# Task to complete
Although the entries contain pictures, only their words should be duplicated exactly.

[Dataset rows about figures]
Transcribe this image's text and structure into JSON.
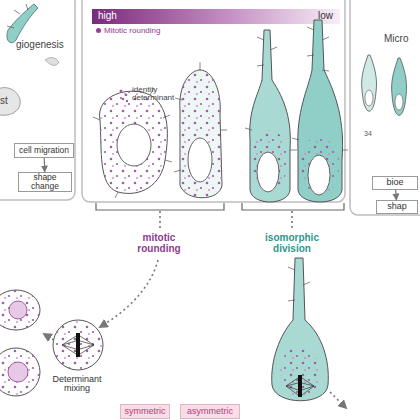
{
  "diagram": {
    "nodes": [
      {
        "text": [
          "cell migration"
        ]
      },
      {
        "text": [
          "shape change"
        ]
      },
      {
        "text": [
          "bioe"
        ]
      },
      {
        "text": [
          "shap"
        ]
      },
      {
        "text": [
          "symmetric"
        ]
      },
      {
        "text": [
          "asymmetric"
        ]
      }
    ],
    "edges": [
      {
        "from": 0,
        "to": 1,
        "arrow": "to"
      },
      {
        "from": 2,
        "to": 3,
        "arrow": "to"
      }
    ],
    "labels": [
      "giogenesis",
      "st",
      "high",
      "low",
      "identity determinant",
      "Micro",
      "34",
      "mitotic rounding",
      "isomorphic division",
      "Determinant mixing"
    ],
    "legend": [
      {
        "text": "Mitotic rounding",
        "color": "#9a3d97"
      }
    ]
  }
}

# Task answer
Transcribe this image's text and structure into JSON.
{
  "diagram": {
    "nodes": [
      {
        "text": [
          "cell migration"
        ]
      },
      {
        "text": [
          "shape change"
        ]
      },
      {
        "text": [
          "bioe"
        ]
      },
      {
        "text": [
          "shap"
        ]
      },
      {
        "text": [
          "symmetric"
        ]
      },
      {
        "text": [
          "asymmetric"
        ]
      }
    ],
    "edges": [
      {
        "from": 0,
        "to": 1,
        "arrow": "to"
      },
      {
        "from": 2,
        "to": 3,
        "arrow": "to"
      }
    ],
    "labels": [
      "giogenesis",
      "st",
      "high",
      "low",
      "identity determinant",
      "Micro",
      "34",
      "mitotic rounding",
      "isomorphic division",
      "Determinant mixing"
    ],
    "legend": [
      {
        "text": "Mitotic rounding",
        "color": "#9a3d97"
      }
    ]
  }
}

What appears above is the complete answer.